-- The request --
The entries below contain pictures. Retype everything except those pictures, exactly as given.

^^^^^^^^^^^^^^^^

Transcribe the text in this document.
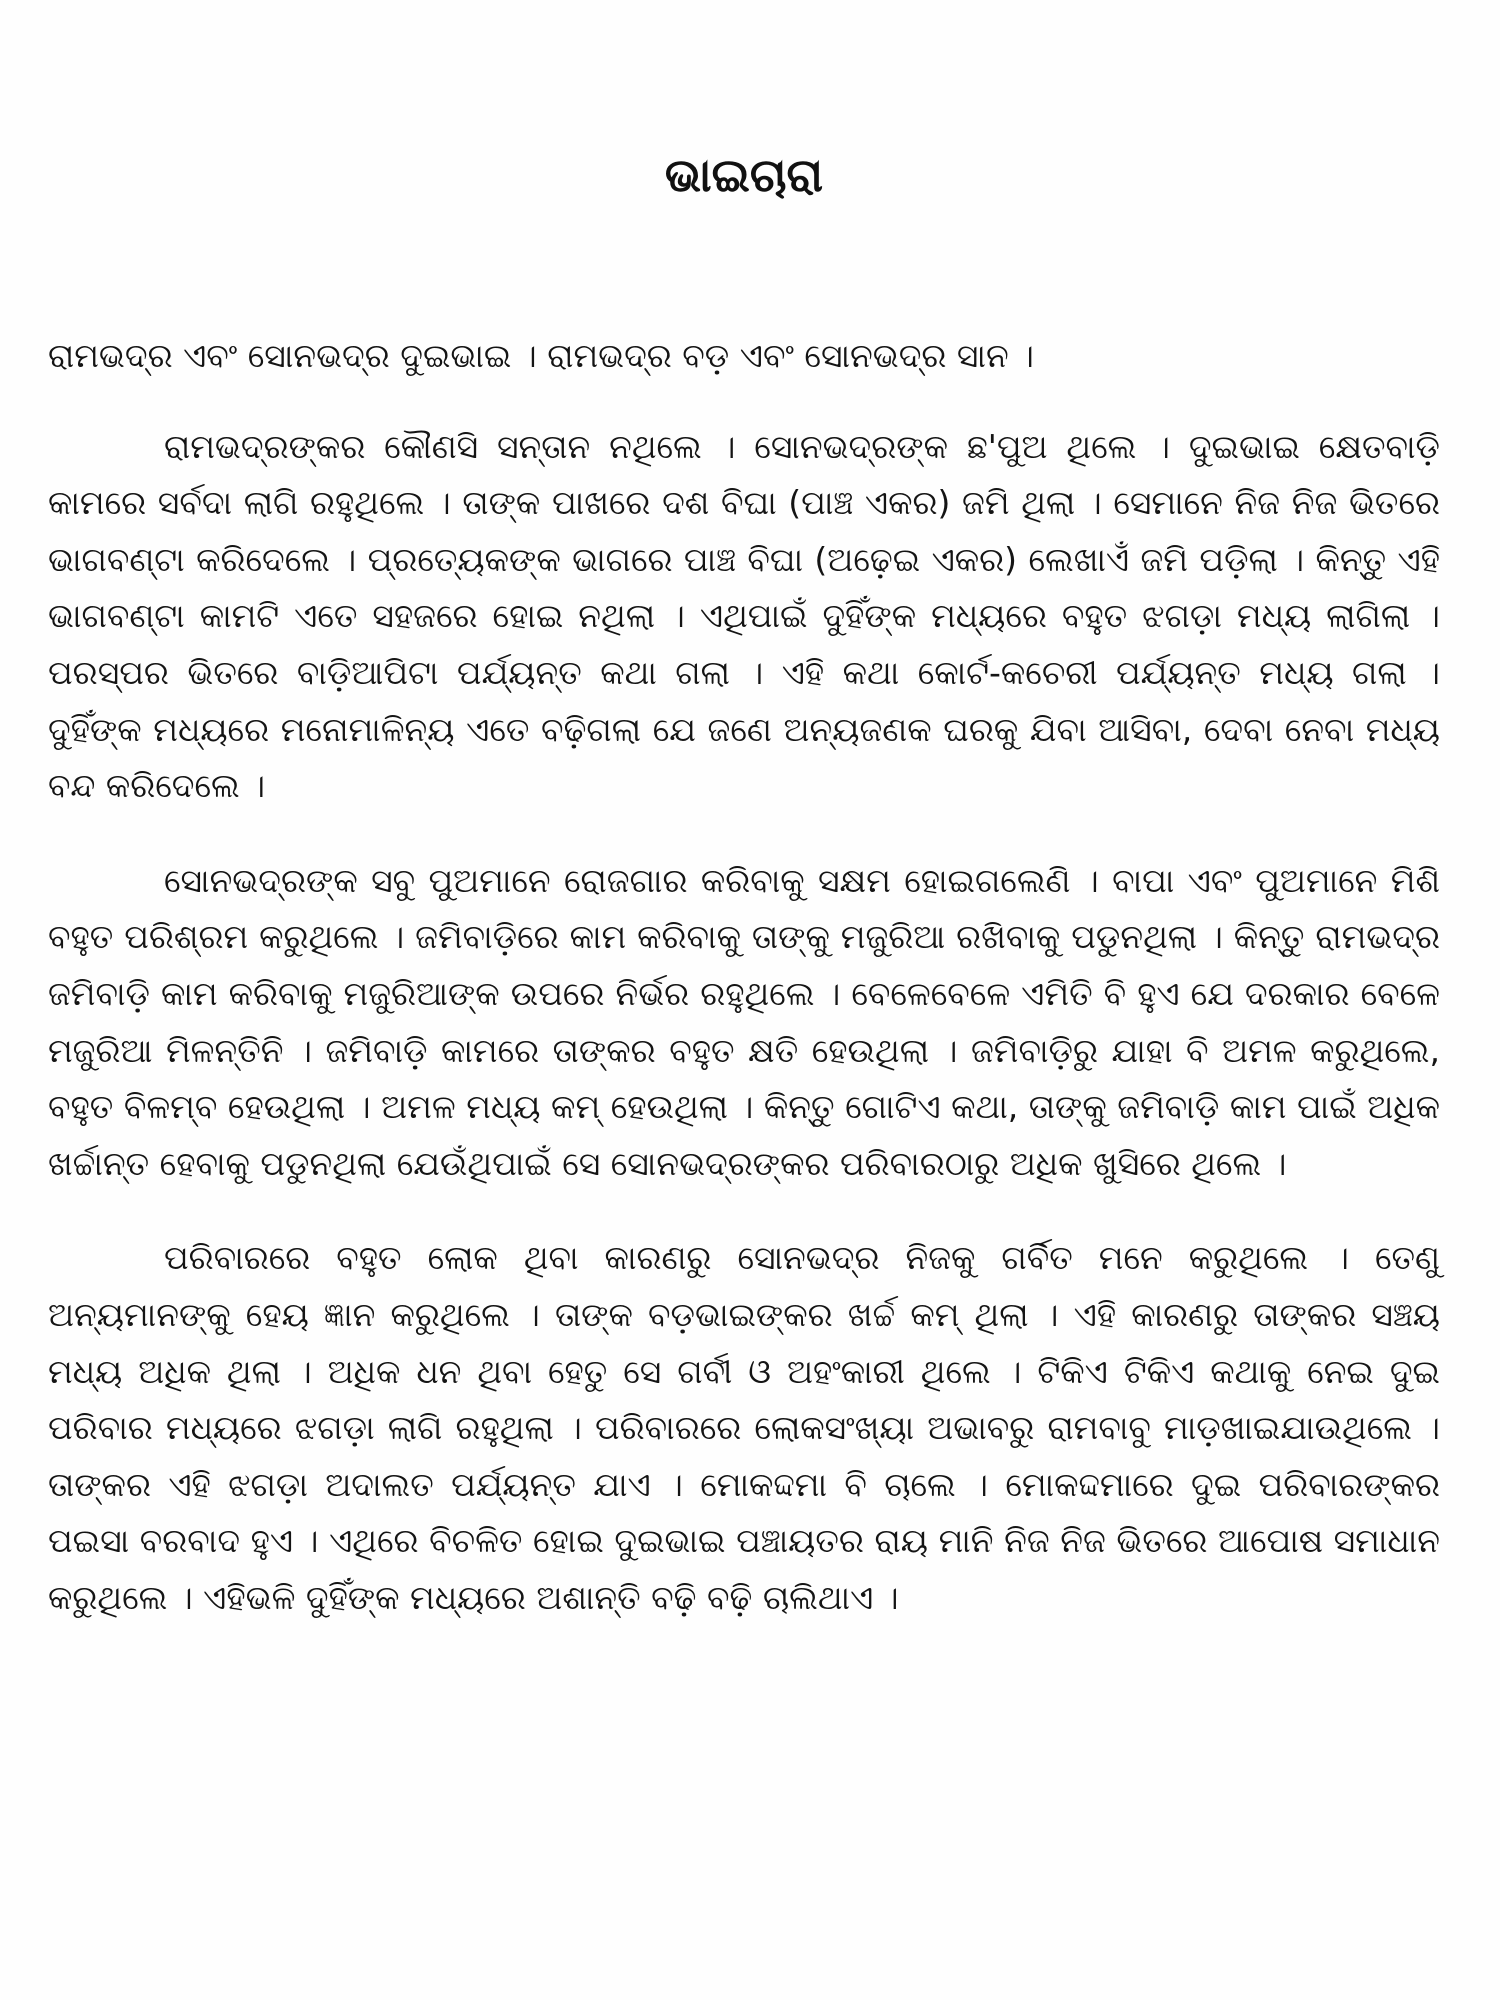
ଭାଇଚାରା

ରାମଭଦ୍ର ଏବଂ ସୋନଭଦ୍ର ଦୁଇଭାଇ । ରାମଭଦ୍ର ବଡ଼ ଏବଂ ସୋନଭଦ୍ର ସାନ ।

ରାମଭଦ୍ରଙ୍କର କୌଣସି ସନ୍ତାନ ନଥିଲେ । ସୋନଭଦ୍ରଙ୍କ ଛ'ପୁଅ ଥିଲେ । ଦୁଇଭାଇ କ୍ଷେତବାଡ଼ି କାମରେ ସର୍ବଦା ଲାଗି ରହୁଥିଲେ । ତାଙ୍କ ପାଖରେ ଦଶ ବିଘା (ପାଞ୍ଚ ଏକର) ଜମି ଥିଲା । ସେମାନେ ନିଜ ନିଜ ଭିତରେ ଭାଗବଣ୍ଟା କରିଦେଲେ । ପ୍ରତ୍ୟେକଙ୍କ ଭାଗରେ ପାଞ୍ଚ ବିଘା (ଅଢ଼େଇ ଏକର) ଲେଖାଏଁ ଜମି ପଡ଼ିଲା । କିନ୍ତୁ ଏହି ଭାଗବଣ୍ଟା କାମଟି ଏତେ ସହଜରେ ହୋଇ ନଥିଲା । ଏଥିପାଇଁ ଦୁହିଁଙ୍କ ମଧ୍ୟରେ ବହୁତ ଝଗଡ଼ା ମଧ୍ୟ ଲାଗିଲା । ପରସ୍ପର ଭିତରେ ବାଡ଼ିଆପିଟା ପର୍ଯ୍ୟନ୍ତ କଥା ଗଲା । ଏହି କଥା କୋର୍ଟ-କଚେରୀ ପର୍ଯ୍ୟନ୍ତ ମଧ୍ୟ ଗଲା । ଦୁହିଁଙ୍କ ମଧ୍ୟରେ ମନୋମାଳିନ୍ୟ ଏତେ ବଢ଼ିଗଲା ଯେ ଜଣେ ଅନ୍ୟଜଣକ ଘରକୁ ଯିବା ଆସିବା, ଦେବା ନେବା ମଧ୍ୟ ବନ୍ଦ କରିଦେଲେ ।

ସୋନଭଦ୍ରଙ୍କ ସବୁ ପୁଅମାନେ ରୋଜଗାର କରିବାକୁ ସକ୍ଷମ ହୋଇଗଲେଣି । ବାପା ଏବଂ ପୁଅମାନେ ମିଶି ବହୁତ ପରିଶ୍ରମ କରୁଥିଲେ । ଜମିବାଡ଼ିରେ କାମ କରିବାକୁ ତାଙ୍କୁ ମଜୁରିଆ ରଖିବାକୁ ପଡୁନଥିଲା । କିନ୍ତୁ ରାମଭଦ୍ର ଜମିବାଡ଼ି କାମ କରିବାକୁ ମଜୁରିଆଙ୍କ ଉପରେ ନିର୍ଭର ରହୁଥିଲେ । ବେଳେବେଳେ ଏମିତି ବି ହୁଏ ଯେ ଦରକାର ବେଳେ ମଜୁରିଆ ମିଳନ୍ତିନି । ଜମିବାଡ଼ି କାମରେ ତାଙ୍କର ବହୁତ କ୍ଷତି ହେଉଥିଲା । ଜମିବାଡ଼ିରୁ ଯାହା ବି ଅମଳ କରୁଥିଲେ, ବହୁତ ବିଳମ୍ବ ହେଉଥିଲା । ଅମଳ ମଧ୍ୟ କମ୍ ହେଉଥିଲା । କିନ୍ତୁ ଗୋଟିଏ କଥା, ତାଙ୍କୁ ଜମିବାଡ଼ି କାମ ପାଇଁ ଅଧିକ ଖର୍ଚ୍ଚାନ୍ତ ହେବାକୁ ପଡୁନଥିଲା ଯେଉଁଥିପାଇଁ ସେ ସୋନଭଦ୍ରଙ୍କର ପରିବାରଠାରୁ ଅଧିକ ଖୁସିରେ ଥିଲେ ।

ପରିବାରରେ ବହୁତ ଲୋକ ଥିବା କାରଣରୁ ସୋନଭଦ୍ର ନିଜକୁ ଗର୍ବିତ ମନେ କରୁଥିଲେ । ତେଣୁ ଅନ୍ୟମାନଙ୍କୁ ହେୟ ଜ୍ଞାନ କରୁଥିଲେ । ତାଙ୍କ ବଡ଼ଭାଇଙ୍କର ଖର୍ଚ୍ଚ କମ୍ ଥିଲା । ଏହି କାରଣରୁ ତାଙ୍କର ସଞ୍ଚୟ ମଧ୍ୟ ଅଧିକ ଥିଲା । ଅଧିକ ଧନ ଥିବା ହେତୁ ସେ ଗର୍ବୀ ଓ ଅହଂକାରୀ ଥିଲେ । ଟିକିଏ ଟିକିଏ କଥାକୁ ନେଇ ଦୁଇ ପରିବାର ମଧ୍ୟରେ ଝଗଡ଼ା ଲାଗି ରହୁଥିଲା । ପରିବାରରେ ଲୋକସଂଖ୍ୟା ଅଭାବରୁ ରାମବାବୁ ମାଡ଼ଖାଇଯାଉଥିଲେ । ତାଙ୍କର ଏହି ଝଗଡ଼ା ଅଦାଲତ ପର୍ଯ୍ୟନ୍ତ ଯାଏ । ମୋକଦ୍ଦମା ବି ଚାଲେ । ମୋକଦ୍ଦମାରେ ଦୁଇ ପରିବାରଙ୍କର ପଇସା ବରବାଦ ହୁଏ । ଏଥିରେ ବିଚଳିତ ହୋଇ ଦୁଇଭାଇ ପଞ୍ଚାୟତର ରାୟ ମାନି ନିଜ ନିଜ ଭିତରେ ଆପୋଷ ସମାଧାନ କରୁଥିଲେ । ଏହିଭଳି ଦୁହିଁଙ୍କ ମଧ୍ୟରେ ଅଶାନ୍ତି ବଢ଼ି ବଢ଼ି ଚାଲିଥାଏ ।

^^^^^^^^^^^^^^^^

-- Answer in full --
Transcribe the text in this document.
ଭାଇଚାରା

ରାମଭଦ୍ର ଏବଂ ସୋନଭଦ୍ର ଦୁଇଭାଇ । ରାମଭଦ୍ର ବଡ଼ ଏବଂ ସୋନଭଦ୍ର ସାନ ।

ରାମଭଦ୍ରଙ୍କର କୌଣସି ସନ୍ତାନ ନଥିଲେ । ସୋନଭଦ୍ରଙ୍କ ଛ'ପୁଅ ଥିଲେ । ଦୁଇଭାଇ କ୍ଷେତବାଡ଼ି କାମରେ ସର୍ବଦା ଲାଗି ରହୁଥିଲେ । ତାଙ୍କ ପାଖରେ ଦଶ ବିଘା (ପାଞ୍ଚ ଏକର) ଜମି ଥିଲା । ସେମାନେ ନିଜ ନିଜ ଭିତରେ ଭାଗବଣ୍ଟା କରିଦେଲେ । ପ୍ରତ୍ୟେକଙ୍କ ଭାଗରେ ପାଞ୍ଚ ବିଘା (ଅଢ଼େଇ ଏକର) ଲେଖାଏଁ ଜମି ପଡ଼ିଲା । କିନ୍ତୁ ଏହି ଭାଗବଣ୍ଟା କାମଟି ଏତେ ସହଜରେ ହୋଇ ନଥିଲା । ଏଥିପାଇଁ ଦୁହିଁଙ୍କ ମଧ୍ୟରେ ବହୁତ ଝଗଡ଼ା ମଧ୍ୟ ଲାଗିଲା । ପରସ୍ପର ଭିତରେ ବାଡ଼ିଆପିଟା ପର୍ଯ୍ୟନ୍ତ କଥା ଗଲା । ଏହି କଥା କୋର୍ଟ-କଚେରୀ ପର୍ଯ୍ୟନ୍ତ ମଧ୍ୟ ଗଲା । ଦୁହିଁଙ୍କ ମଧ୍ୟରେ ମନୋମାଳିନ୍ୟ ଏତେ ବଢ଼ିଗଲା ଯେ ଜଣେ ଅନ୍ୟଜଣକ ଘରକୁ ଯିବା ଆସିବା, ଦେବା ନେବା ମଧ୍ୟ ବନ୍ଦ କରିଦେଲେ ।

ସୋନଭଦ୍ରଙ୍କ ସବୁ ପୁଅମାନେ ରୋଜଗାର କରିବାକୁ ସକ୍ଷମ ହୋଇଗଲେଣି । ବାପା ଏବଂ ପୁଅମାନେ ମିଶି ବହୁତ ପରିଶ୍ରମ କରୁଥିଲେ । ଜମିବାଡ଼ିରେ କାମ କରିବାକୁ ତାଙ୍କୁ ମଜୁରିଆ ରଖିବାକୁ ପଡୁନଥିଲା । କିନ୍ତୁ ରାମଭଦ୍ର ଜମିବାଡ଼ି କାମ କରିବାକୁ ମଜୁରିଆଙ୍କ ଉପରେ ନିର୍ଭର ରହୁଥିଲେ । ବେଳେବେଳେ ଏମିତି ବି ହୁଏ ଯେ ଦରକାର ବେଳେ ମଜୁରିଆ ମିଳନ୍ତିନି । ଜମିବାଡ଼ି କାମରେ ତାଙ୍କର ବହୁତ କ୍ଷତି ହେଉଥିଲା । ଜମିବାଡ଼ିରୁ ଯାହା ବି ଅମଳ କରୁଥିଲେ, ବହୁତ ବିଳମ୍ବ ହେଉଥିଲା । ଅମଳ ମଧ୍ୟ କମ୍ ହେଉଥିଲା । କିନ୍ତୁ ଗୋଟିଏ କଥା, ତାଙ୍କୁ ଜମିବାଡ଼ି କାମ ପାଇଁ ଅଧିକ ଖର୍ଚ୍ଚାନ୍ତ ହେବାକୁ ପଡୁନଥିଲା ଯେଉଁଥିପାଇଁ ସେ ସୋନଭଦ୍ରଙ୍କର ପରିବାରଠାରୁ ଅଧିକ ଖୁସିରେ ଥିଲେ ।

ପରିବାରରେ ବହୁତ ଲୋକ ଥିବା କାରଣରୁ ସୋନଭଦ୍ର ନିଜକୁ ଗର୍ବିତ ମନେ କରୁଥିଲେ । ତେଣୁ ଅନ୍ୟମାନଙ୍କୁ ହେୟ ଜ୍ଞାନ କରୁଥିଲେ । ତାଙ୍କ ବଡ଼ଭାଇଙ୍କର ଖର୍ଚ୍ଚ କମ୍ ଥିଲା । ଏହି କାରଣରୁ ତାଙ୍କର ସଞ୍ଚୟ ମଧ୍ୟ ଅଧିକ ଥିଲା । ଅଧିକ ଧନ ଥିବା ହେତୁ ସେ ଗର୍ବୀ ଓ ଅହଂକାରୀ ଥିଲେ । ଟିକିଏ ଟିକିଏ କଥାକୁ ନେଇ ଦୁଇ ପରିବାର ମଧ୍ୟରେ ଝଗଡ଼ା ଲାଗି ରହୁଥିଲା । ପରିବାରରେ ଲୋକସଂଖ୍ୟା ଅଭାବରୁ ରାମବାବୁ ମାଡ଼ଖାଇଯାଉଥିଲେ । ତାଙ୍କର ଏହି ଝଗଡ଼ା ଅଦାଲତ ପର୍ଯ୍ୟନ୍ତ ଯାଏ । ମୋକଦ୍ଦମା ବି ଚାଲେ । ମୋକଦ୍ଦମାରେ ଦୁଇ ପରିବାରଙ୍କର ପଇସା ବରବାଦ ହୁଏ । ଏଥିରେ ବିଚଳିତ ହୋଇ ଦୁଇଭାଇ ପଞ୍ଚାୟତର ରାୟ ମାନି ନିଜ ନିଜ ଭିତରେ ଆପୋଷ ସମାଧାନ କରୁଥିଲେ । ଏହିଭଳି ଦୁହିଁଙ୍କ ମଧ୍ୟରେ ଅଶାନ୍ତି ବଢ଼ି ବଢ଼ି ଚାଲିଥାଏ ।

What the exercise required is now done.